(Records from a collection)
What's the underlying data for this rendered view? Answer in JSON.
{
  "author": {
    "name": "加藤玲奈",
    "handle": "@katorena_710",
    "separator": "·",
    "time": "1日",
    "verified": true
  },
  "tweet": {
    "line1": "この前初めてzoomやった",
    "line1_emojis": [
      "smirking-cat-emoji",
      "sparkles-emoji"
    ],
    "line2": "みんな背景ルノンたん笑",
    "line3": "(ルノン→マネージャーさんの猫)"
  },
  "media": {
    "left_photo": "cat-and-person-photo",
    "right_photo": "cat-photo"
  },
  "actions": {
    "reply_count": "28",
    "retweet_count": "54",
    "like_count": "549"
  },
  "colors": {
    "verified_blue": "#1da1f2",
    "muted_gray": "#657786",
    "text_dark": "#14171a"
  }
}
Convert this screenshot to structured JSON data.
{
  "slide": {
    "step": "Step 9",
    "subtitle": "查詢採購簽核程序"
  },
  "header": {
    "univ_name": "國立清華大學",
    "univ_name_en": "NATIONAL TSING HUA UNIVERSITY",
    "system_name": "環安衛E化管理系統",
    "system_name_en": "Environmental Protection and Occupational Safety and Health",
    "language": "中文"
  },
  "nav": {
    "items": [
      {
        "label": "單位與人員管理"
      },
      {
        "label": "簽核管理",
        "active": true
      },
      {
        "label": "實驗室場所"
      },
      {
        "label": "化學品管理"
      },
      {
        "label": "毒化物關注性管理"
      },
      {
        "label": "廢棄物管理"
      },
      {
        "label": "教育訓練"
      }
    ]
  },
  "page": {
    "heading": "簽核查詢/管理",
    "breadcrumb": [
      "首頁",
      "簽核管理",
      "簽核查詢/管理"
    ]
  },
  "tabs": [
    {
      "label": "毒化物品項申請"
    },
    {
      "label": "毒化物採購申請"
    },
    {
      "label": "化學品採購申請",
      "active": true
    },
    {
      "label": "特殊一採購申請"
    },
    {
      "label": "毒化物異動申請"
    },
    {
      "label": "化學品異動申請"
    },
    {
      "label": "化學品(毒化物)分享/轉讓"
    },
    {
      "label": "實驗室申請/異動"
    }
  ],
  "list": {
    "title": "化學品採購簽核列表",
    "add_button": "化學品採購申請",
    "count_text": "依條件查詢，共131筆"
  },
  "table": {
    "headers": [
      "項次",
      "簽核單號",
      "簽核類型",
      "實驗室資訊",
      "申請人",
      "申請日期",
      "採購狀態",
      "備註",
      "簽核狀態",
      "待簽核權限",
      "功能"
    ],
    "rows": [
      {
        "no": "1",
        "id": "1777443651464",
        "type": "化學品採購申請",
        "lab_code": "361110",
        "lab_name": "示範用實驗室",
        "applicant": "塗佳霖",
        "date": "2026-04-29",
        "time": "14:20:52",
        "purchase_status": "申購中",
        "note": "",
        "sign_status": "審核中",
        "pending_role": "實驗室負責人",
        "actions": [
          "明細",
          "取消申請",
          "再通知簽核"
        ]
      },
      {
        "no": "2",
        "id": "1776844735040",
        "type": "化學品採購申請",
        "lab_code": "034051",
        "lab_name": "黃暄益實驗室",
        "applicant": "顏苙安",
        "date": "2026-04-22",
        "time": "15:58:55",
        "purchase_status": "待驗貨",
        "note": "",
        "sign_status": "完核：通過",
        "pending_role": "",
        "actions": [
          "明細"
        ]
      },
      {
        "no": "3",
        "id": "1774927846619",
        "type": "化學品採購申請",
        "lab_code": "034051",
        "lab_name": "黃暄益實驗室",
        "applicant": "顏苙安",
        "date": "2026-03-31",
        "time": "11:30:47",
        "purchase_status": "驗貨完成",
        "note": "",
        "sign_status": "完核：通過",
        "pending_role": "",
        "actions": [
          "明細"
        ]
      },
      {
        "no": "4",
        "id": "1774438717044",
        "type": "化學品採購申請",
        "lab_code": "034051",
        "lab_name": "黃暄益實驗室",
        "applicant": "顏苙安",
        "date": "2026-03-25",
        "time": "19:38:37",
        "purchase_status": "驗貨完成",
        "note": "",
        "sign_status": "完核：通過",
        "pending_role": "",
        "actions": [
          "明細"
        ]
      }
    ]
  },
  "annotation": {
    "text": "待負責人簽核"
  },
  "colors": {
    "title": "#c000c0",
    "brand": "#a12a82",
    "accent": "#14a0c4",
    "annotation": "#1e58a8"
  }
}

▶ _Exercise directions_: Search the records above for "date". Copy each line where it is found.

▶ _Completed exercise_:
        "date": "2026-04-29",
        "date": "2026-04-22",
        "date": "2026-03-31",
        "date": "2026-03-25",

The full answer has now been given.